— Start —

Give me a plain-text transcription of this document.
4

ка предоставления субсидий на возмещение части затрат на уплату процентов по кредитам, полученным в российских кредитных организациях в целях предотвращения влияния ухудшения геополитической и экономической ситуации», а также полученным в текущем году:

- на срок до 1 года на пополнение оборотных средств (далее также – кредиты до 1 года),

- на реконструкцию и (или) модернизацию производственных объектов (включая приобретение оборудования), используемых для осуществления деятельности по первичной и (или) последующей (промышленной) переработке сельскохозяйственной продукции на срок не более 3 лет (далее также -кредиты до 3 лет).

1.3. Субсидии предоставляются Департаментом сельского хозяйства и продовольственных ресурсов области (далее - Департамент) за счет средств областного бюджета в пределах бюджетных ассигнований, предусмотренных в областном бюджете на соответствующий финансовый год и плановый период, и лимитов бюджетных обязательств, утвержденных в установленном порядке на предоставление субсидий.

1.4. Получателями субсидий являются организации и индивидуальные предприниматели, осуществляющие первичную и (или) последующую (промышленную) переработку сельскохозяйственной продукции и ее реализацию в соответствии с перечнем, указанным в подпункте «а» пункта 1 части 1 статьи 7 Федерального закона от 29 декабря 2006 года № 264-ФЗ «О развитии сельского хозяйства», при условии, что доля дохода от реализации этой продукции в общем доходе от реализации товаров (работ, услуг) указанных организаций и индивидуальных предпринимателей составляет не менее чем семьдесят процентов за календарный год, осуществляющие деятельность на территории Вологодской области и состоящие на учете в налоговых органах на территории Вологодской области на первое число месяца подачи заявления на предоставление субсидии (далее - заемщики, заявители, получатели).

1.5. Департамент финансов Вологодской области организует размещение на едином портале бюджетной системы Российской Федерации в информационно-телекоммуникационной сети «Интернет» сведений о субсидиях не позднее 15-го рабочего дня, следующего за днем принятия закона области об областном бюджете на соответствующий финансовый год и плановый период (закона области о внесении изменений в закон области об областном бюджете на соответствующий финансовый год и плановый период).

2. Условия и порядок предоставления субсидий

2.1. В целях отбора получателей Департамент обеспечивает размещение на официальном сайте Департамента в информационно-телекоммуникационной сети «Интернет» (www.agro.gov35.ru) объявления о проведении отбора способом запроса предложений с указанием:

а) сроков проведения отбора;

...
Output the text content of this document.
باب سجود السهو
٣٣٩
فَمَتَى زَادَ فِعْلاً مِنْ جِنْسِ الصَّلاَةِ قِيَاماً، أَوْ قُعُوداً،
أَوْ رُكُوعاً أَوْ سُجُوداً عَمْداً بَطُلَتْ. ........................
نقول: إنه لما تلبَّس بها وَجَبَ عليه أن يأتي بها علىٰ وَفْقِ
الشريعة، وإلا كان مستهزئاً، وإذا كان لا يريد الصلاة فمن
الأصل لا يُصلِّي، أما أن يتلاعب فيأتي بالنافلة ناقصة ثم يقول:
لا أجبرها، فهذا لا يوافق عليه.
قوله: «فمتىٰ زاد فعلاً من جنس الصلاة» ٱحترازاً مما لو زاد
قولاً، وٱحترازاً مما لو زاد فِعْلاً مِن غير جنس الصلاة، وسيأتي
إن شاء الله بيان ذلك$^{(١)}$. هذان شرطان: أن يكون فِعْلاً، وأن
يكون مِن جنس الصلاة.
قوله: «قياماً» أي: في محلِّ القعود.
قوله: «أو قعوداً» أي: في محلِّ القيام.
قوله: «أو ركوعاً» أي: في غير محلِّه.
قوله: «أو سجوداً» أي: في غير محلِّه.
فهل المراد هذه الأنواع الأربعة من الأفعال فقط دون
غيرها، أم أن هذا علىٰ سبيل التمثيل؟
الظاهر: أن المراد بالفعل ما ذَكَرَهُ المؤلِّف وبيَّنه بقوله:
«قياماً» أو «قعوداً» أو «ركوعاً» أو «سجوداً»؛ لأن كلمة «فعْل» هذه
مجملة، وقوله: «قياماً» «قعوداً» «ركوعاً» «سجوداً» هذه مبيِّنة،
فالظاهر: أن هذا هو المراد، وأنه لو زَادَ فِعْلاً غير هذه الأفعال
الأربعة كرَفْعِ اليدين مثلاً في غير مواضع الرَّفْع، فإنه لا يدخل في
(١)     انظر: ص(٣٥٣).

— End —

PROMPT:
Find the word "части" in the entries, and copy every line it shows up in.

THE OUTPUT:
ка предоставления субсидий на возмещение части затрат на уплату процентов по кредитам, полученным в российских кредитных организациях в целях предотвращения влияния ухудшения геополитической и экономической ситуации», а также полученным в текущем году:
1.4. Получателями субсидий являются организации и индивидуальные предприниматели, осуществляющие первичную и (или) последующую (промышленную) переработку сельскохозяйственной продукции и ее реализацию в соответствии с перечнем, указанным в подпункте «а» пункта 1 части 1 статьи 7 Федерального закона от 29 декабря 2006 года № 264-ФЗ «О развитии сельского хозяйства», при условии, что доля дохода от реализации этой продукции в общем доходе от реализации товаров (работ, услуг) указанных организаций и индивидуальных предпринимателей составляет не менее чем семьдесят процентов за календарный год, осуществляющие деятельность на территории Вологодской области и состоящие на учете в налоговых органах на территории Вологодской области на первое число месяца подачи заявления на предоставление субсидии (далее - заемщики, заявители, получатели).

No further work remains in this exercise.